Exercise:
Read the listing and extract each line that includes the word "content".

Collected data entries
--- start ---
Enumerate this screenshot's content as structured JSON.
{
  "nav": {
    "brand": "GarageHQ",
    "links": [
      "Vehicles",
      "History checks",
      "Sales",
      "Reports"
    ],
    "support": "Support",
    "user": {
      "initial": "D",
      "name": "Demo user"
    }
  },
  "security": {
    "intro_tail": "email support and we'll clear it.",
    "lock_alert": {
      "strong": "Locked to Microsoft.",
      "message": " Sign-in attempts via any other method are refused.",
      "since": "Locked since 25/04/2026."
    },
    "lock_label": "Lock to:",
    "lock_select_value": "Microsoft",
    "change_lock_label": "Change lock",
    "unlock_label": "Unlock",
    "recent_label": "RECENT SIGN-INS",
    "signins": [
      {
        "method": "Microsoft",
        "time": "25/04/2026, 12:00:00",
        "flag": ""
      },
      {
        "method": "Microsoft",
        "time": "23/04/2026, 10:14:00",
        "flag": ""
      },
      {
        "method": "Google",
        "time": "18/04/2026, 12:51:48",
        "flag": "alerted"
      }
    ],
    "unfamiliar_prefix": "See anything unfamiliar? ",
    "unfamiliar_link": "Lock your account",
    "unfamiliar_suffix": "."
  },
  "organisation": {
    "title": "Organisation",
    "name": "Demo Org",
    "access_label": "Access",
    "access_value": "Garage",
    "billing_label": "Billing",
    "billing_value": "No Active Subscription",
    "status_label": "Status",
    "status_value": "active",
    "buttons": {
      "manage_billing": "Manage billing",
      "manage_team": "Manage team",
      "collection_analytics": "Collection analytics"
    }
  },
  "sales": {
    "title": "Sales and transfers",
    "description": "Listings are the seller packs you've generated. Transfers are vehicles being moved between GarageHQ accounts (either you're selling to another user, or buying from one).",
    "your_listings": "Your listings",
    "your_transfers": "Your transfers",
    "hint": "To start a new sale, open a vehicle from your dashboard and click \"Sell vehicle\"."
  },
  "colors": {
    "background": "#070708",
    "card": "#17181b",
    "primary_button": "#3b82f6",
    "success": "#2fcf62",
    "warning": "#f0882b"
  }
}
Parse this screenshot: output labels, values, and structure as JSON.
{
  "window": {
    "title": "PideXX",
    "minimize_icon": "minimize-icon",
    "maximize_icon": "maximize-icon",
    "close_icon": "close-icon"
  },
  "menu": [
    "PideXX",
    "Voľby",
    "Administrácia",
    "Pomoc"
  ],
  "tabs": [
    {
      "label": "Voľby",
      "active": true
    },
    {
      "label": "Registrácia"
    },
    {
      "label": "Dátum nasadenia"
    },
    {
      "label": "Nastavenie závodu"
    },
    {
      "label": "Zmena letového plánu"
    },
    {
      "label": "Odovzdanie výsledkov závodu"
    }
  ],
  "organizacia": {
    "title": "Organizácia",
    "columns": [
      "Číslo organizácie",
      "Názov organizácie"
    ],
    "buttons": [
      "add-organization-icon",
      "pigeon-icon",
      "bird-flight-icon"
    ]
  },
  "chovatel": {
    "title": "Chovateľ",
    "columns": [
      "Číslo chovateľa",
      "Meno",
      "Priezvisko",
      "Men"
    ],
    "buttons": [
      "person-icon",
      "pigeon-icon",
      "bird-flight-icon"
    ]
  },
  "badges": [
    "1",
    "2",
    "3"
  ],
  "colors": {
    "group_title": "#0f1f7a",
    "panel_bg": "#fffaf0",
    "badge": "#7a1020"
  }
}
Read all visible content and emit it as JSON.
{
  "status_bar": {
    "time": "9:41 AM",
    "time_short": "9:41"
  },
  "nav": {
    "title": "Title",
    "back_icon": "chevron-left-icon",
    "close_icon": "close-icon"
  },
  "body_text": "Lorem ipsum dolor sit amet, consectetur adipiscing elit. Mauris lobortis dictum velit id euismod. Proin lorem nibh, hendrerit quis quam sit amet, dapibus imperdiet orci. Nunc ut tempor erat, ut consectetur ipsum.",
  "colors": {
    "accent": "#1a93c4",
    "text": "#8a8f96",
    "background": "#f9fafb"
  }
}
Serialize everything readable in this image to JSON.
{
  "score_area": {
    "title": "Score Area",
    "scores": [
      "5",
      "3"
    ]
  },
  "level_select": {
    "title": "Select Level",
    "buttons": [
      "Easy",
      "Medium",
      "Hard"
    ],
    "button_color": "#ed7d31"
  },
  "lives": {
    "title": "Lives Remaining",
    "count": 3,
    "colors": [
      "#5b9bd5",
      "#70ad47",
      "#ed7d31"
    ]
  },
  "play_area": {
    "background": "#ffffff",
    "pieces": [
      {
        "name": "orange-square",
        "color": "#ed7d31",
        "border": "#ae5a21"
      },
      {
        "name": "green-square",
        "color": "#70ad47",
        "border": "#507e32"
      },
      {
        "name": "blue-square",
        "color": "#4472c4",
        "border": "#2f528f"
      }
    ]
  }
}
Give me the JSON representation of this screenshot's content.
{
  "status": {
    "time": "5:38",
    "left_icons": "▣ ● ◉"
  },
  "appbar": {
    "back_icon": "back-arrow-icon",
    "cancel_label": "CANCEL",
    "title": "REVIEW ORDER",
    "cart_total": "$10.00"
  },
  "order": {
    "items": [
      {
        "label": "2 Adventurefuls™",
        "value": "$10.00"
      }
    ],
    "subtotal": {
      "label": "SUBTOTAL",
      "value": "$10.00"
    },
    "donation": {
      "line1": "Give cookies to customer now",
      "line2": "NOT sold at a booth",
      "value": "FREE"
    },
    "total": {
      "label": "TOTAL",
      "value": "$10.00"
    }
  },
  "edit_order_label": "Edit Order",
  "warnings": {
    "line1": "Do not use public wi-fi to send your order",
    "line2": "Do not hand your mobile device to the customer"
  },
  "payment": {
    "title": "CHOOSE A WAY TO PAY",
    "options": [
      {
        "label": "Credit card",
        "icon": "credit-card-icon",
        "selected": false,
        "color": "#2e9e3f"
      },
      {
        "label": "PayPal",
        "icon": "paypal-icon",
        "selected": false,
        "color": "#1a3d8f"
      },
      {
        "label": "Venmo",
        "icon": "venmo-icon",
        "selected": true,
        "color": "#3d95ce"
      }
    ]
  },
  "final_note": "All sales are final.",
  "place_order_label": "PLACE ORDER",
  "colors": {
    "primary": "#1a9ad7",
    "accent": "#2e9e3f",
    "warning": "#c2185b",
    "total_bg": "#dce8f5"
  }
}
--- end ---
Answer to the problem:
Enumerate this screenshot's content as structured JSON.
Read all visible content and emit it as JSON.
Give me the JSON representation of this screenshot's content.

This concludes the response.